--- PROBLEM REQUIREMENTS ---
Repeat each line of the material below exactly as it appears, minus any pictures.
***** MATERIAL
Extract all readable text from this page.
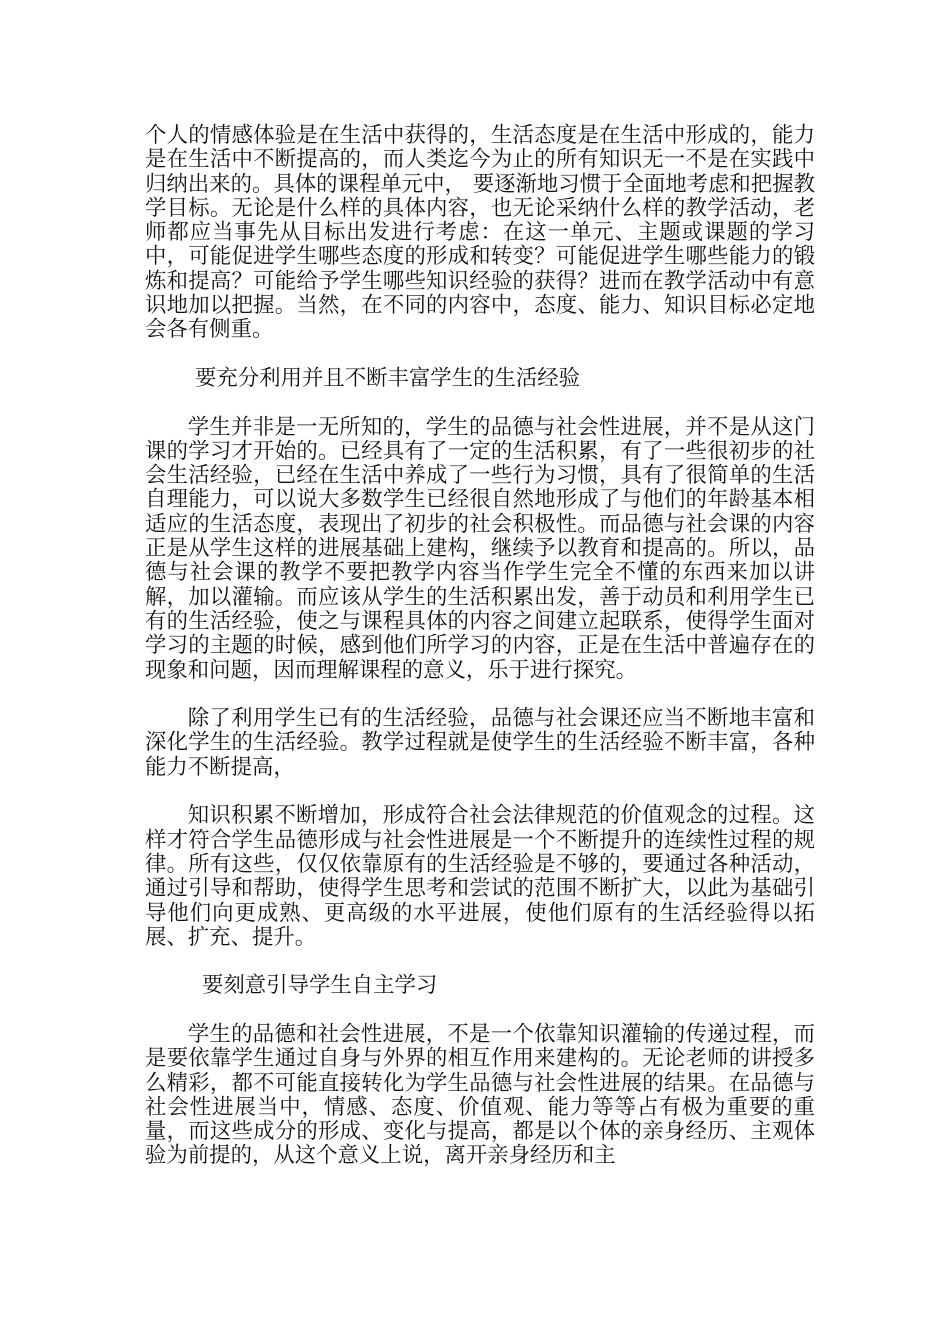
个人的情感体验是在生活中获得的，生活态度是在生活中形成的，能力是在生活中不断提高的，而人类迄今为止的所有知识无一不是在实践中归纳出来的。具体的课程单元中， 要逐渐地习惯于全面地考虑和把握教学目标。无论是什么样的具体内容，也无论采纳什么样的教学活动，老师都应当事先从目标出发进行考虑：在这一单元、主题或课题的学习中，可能促进学生哪些态度的形成和转变？可能促进学生哪些能力的锻炼和提高？可能给予学生哪些知识经验的获得？进而在教学活动中有意识地加以把握。当然，在不同的内容中，态度、能力、知识目标必定地会各有侧重。

要充分利用并且不断丰富学生的生活经验

学生并非是一无所知的，学生的品德与社会性进展，并不是从这门课的学习才开始的。已经具有了一定的生活积累，有了一些很初步的社会生活经验，已经在生活中养成了一些行为习惯，具有了很简单的生活自理能力，可以说大多数学生已经很自然地形成了与他们的年龄基本相适应的生活态度，表现出了初步的社会积极性。而品德与社会课的内容正是从学生这样的进展基础上建构，继续予以教育和提高的。所以，品德与社会课的教学不要把教学内容当作学生完全不懂的东西来加以讲解，加以灌输。而应该从学生的生活积累出发，善于动员和利用学生已有的生活经验，使之与课程具体的内容之间建立起联系，使得学生面对学习的主题的时候，感到他们所学习的内容，正是在生活中普遍存在的现象和问题，因而理解课程的意义，乐于进行探究。

除了利用学生已有的生活经验，品德与社会课还应当不断地丰富和深化学生的生活经验。教学过程就是使学生的生活经验不断丰富，各种能力不断提高，

知识积累不断增加，形成符合社会法律规范的价值观念的过程。这样才符合学生品德形成与社会性进展是一个不断提升的连续性过程的规律。所有这些，仅仅依靠原有的生活经验是不够的，要通过各种活动，通过引导和帮助，使得学生思考和尝试的范围不断扩大，以此为基础引导他们向更成熟、更高级的水平进展，使他们原有的生活经验得以拓展、扩充、提升。

要刻意引导学生自主学习

学生的品德和社会性进展，不是一个依靠知识灌输的传递过程，而是要依靠学生通过自身与外界的相互作用来建构的。无论老师的讲授多么精彩，都不可能直接转化为学生品德与社会性进展的结果。在品德与社会性进展当中，情感、态度、价值观、能力等等占有极为重要的重量，而这些成分的形成、变化与提高，都是以个体的亲身经历、主观体验为前提的，从这个意义上说，离开亲身经历和主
**********
--- EXERCISE RESPONSE ---
Extract all readable text from this page.
个人的情感体验是在生活中获得的，生活态度是在生活中形成的，能力是在生活中不断提高的，而人类迄今为止的所有知识无一不是在实践中归纳出来的。具体的课程单元中， 要逐渐地习惯于全面地考虑和把握教学目标。无论是什么样的具体内容，也无论采纳什么样的教学活动，老师都应当事先从目标出发进行考虑：在这一单元、主题或课题的学习中，可能促进学生哪些态度的形成和转变？可能促进学生哪些能力的锻炼和提高？可能给予学生哪些知识经验的获得？进而在教学活动中有意识地加以把握。当然，在不同的内容中，态度、能力、知识目标必定地会各有侧重。

要充分利用并且不断丰富学生的生活经验

学生并非是一无所知的，学生的品德与社会性进展，并不是从这门课的学习才开始的。已经具有了一定的生活积累，有了一些很初步的社会生活经验，已经在生活中养成了一些行为习惯，具有了很简单的生活自理能力，可以说大多数学生已经很自然地形成了与他们的年龄基本相适应的生活态度，表现出了初步的社会积极性。而品德与社会课的内容正是从学生这样的进展基础上建构，继续予以教育和提高的。所以，品德与社会课的教学不要把教学内容当作学生完全不懂的东西来加以讲解，加以灌输。而应该从学生的生活积累出发，善于动员和利用学生已有的生活经验，使之与课程具体的内容之间建立起联系，使得学生面对学习的主题的时候，感到他们所学习的内容，正是在生活中普遍存在的现象和问题，因而理解课程的意义，乐于进行探究。

除了利用学生已有的生活经验，品德与社会课还应当不断地丰富和深化学生的生活经验。教学过程就是使学生的生活经验不断丰富，各种能力不断提高，

知识积累不断增加，形成符合社会法律规范的价值观念的过程。这样才符合学生品德形成与社会性进展是一个不断提升的连续性过程的规律。所有这些，仅仅依靠原有的生活经验是不够的，要通过各种活动，通过引导和帮助，使得学生思考和尝试的范围不断扩大，以此为基础引导他们向更成熟、更高级的水平进展，使他们原有的生活经验得以拓展、扩充、提升。

要刻意引导学生自主学习

学生的品德和社会性进展，不是一个依靠知识灌输的传递过程，而是要依靠学生通过自身与外界的相互作用来建构的。无论老师的讲授多么精彩，都不可能直接转化为学生品德与社会性进展的结果。在品德与社会性进展当中，情感、态度、价值观、能力等等占有极为重要的重量，而这些成分的形成、变化与提高，都是以个体的亲身经历、主观体验为前提的，从这个意义上说，离开亲身经历和主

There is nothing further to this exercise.